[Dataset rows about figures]
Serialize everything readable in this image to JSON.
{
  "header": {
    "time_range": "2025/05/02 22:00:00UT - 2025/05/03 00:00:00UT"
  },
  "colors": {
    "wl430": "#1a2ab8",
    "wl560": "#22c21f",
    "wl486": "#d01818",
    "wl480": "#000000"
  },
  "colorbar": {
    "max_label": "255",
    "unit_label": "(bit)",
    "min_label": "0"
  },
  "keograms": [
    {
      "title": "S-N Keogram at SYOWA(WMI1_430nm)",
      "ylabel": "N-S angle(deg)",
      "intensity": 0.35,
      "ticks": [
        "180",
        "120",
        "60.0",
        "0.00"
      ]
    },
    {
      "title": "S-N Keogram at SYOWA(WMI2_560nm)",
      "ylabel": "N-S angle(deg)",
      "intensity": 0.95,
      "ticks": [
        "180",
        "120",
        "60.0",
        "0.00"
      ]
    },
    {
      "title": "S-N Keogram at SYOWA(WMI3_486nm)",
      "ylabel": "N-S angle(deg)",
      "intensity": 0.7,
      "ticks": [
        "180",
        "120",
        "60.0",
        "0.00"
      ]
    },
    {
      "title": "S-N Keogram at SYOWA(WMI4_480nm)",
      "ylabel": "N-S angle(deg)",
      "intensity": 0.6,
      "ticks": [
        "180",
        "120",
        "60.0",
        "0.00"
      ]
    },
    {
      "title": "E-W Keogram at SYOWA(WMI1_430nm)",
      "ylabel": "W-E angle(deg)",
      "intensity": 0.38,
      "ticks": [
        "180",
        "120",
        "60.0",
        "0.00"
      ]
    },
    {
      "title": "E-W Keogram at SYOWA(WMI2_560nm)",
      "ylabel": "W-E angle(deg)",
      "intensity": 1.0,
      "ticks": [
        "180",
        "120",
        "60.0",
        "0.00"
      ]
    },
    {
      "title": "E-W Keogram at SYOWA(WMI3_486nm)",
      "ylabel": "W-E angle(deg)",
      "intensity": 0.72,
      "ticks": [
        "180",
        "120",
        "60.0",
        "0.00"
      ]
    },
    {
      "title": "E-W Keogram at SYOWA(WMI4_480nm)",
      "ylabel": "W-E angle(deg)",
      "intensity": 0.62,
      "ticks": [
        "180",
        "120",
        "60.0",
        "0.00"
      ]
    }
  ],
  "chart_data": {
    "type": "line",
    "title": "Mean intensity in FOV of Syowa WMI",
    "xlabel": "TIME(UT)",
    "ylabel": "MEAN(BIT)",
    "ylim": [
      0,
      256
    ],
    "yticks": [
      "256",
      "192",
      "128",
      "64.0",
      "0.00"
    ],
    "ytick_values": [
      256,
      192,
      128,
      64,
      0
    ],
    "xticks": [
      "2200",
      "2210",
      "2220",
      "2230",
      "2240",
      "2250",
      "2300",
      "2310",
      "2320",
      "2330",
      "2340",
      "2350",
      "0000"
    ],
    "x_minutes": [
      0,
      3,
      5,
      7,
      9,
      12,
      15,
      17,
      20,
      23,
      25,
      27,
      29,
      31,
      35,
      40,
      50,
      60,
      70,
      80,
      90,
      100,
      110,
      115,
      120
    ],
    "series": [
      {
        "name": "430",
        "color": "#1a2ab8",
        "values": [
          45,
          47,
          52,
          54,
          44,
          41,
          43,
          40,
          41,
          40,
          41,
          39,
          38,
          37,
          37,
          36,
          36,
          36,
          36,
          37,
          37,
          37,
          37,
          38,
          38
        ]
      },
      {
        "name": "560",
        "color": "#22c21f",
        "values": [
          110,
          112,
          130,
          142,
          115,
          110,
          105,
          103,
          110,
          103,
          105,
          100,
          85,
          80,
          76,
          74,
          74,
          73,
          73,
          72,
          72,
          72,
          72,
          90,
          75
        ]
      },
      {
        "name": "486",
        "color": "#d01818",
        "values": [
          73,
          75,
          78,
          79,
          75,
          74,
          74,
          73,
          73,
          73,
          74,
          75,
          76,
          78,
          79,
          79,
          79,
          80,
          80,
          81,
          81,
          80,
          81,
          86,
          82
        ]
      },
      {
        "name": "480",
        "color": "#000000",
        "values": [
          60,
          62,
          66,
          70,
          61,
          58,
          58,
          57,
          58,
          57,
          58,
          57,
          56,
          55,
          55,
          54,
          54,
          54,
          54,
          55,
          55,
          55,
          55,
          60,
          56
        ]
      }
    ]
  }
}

[SET TASK] Set down all of the entries exactly, please.

[ANSWER TO THE TASK]
Serialize everything readable in this image to JSON.
{
  "header": {
    "time_range": "2025/05/02 22:00:00UT - 2025/05/03 00:00:00UT"
  },
  "colors": {
    "wl430": "#1a2ab8",
    "wl560": "#22c21f",
    "wl486": "#d01818",
    "wl480": "#000000"
  },
  "colorbar": {
    "max_label": "255",
    "unit_label": "(bit)",
    "min_label": "0"
  },
  "keograms": [
    {
      "title": "S-N Keogram at SYOWA(WMI1_430nm)",
      "ylabel": "N-S angle(deg)",
      "intensity": 0.35,
      "ticks": [
        "180",
        "120",
        "60.0",
        "0.00"
      ]
    },
    {
      "title": "S-N Keogram at SYOWA(WMI2_560nm)",
      "ylabel": "N-S angle(deg)",
      "intensity": 0.95,
      "ticks": [
        "180",
        "120",
        "60.0",
        "0.00"
      ]
    },
    {
      "title": "S-N Keogram at SYOWA(WMI3_486nm)",
      "ylabel": "N-S angle(deg)",
      "intensity": 0.7,
      "ticks": [
        "180",
        "120",
        "60.0",
        "0.00"
      ]
    },
    {
      "title": "S-N Keogram at SYOWA(WMI4_480nm)",
      "ylabel": "N-S angle(deg)",
      "intensity": 0.6,
      "ticks": [
        "180",
        "120",
        "60.0",
        "0.00"
      ]
    },
    {
      "title": "E-W Keogram at SYOWA(WMI1_430nm)",
      "ylabel": "W-E angle(deg)",
      "intensity": 0.38,
      "ticks": [
        "180",
        "120",
        "60.0",
        "0.00"
      ]
    },
    {
      "title": "E-W Keogram at SYOWA(WMI2_560nm)",
      "ylabel": "W-E angle(deg)",
      "intensity": 1.0,
      "ticks": [
        "180",
        "120",
        "60.0",
        "0.00"
      ]
    },
    {
      "title": "E-W Keogram at SYOWA(WMI3_486nm)",
      "ylabel": "W-E angle(deg)",
      "intensity": 0.72,
      "ticks": [
        "180",
        "120",
        "60.0",
        "0.00"
      ]
    },
    {
      "title": "E-W Keogram at SYOWA(WMI4_480nm)",
      "ylabel": "W-E angle(deg)",
      "intensity": 0.62,
      "ticks": [
        "180",
        "120",
        "60.0",
        "0.00"
      ]
    }
  ],
  "chart_data": {
    "type": "line",
    "title": "Mean intensity in FOV of Syowa WMI",
    "xlabel": "TIME(UT)",
    "ylabel": "MEAN(BIT)",
    "ylim": [
      0,
      256
    ],
    "yticks": [
      "256",
      "192",
      "128",
      "64.0",
      "0.00"
    ],
    "ytick_values": [
      256,
      192,
      128,
      64,
      0
    ],
    "xticks": [
      "2200",
      "2210",
      "2220",
      "2230",
      "2240",
      "2250",
      "2300",
      "2310",
      "2320",
      "2330",
      "2340",
      "2350",
      "0000"
    ],
    "x_minutes": [
      0,
      3,
      5,
      7,
      9,
      12,
      15,
      17,
      20,
      23,
      25,
      27,
      29,
      31,
      35,
      40,
      50,
      60,
      70,
      80,
      90,
      100,
      110,
      115,
      120
    ],
    "series": [
      {
        "name": "430",
        "color": "#1a2ab8",
        "values": [
          45,
          47,
          52,
          54,
          44,
          41,
          43,
          40,
          41,
          40,
          41,
          39,
          38,
          37,
          37,
          36,
          36,
          36,
          36,
          37,
          37,
          37,
          37,
          38,
          38
        ]
      },
      {
        "name": "560",
        "color": "#22c21f",
        "values": [
          110,
          112,
          130,
          142,
          115,
          110,
          105,
          103,
          110,
          103,
          105,
          100,
          85,
          80,
          76,
          74,
          74,
          73,
          73,
          72,
          72,
          72,
          72,
          90,
          75
        ]
      },
      {
        "name": "486",
        "color": "#d01818",
        "values": [
          73,
          75,
          78,
          79,
          75,
          74,
          74,
          73,
          73,
          73,
          74,
          75,
          76,
          78,
          79,
          79,
          79,
          80,
          80,
          81,
          81,
          80,
          81,
          86,
          82
        ]
      },
      {
        "name": "480",
        "color": "#000000",
        "values": [
          60,
          62,
          66,
          70,
          61,
          58,
          58,
          57,
          58,
          57,
          58,
          57,
          56,
          55,
          55,
          54,
          54,
          54,
          54,
          55,
          55,
          55,
          55,
          60,
          56
        ]
      }
    ]
  }
}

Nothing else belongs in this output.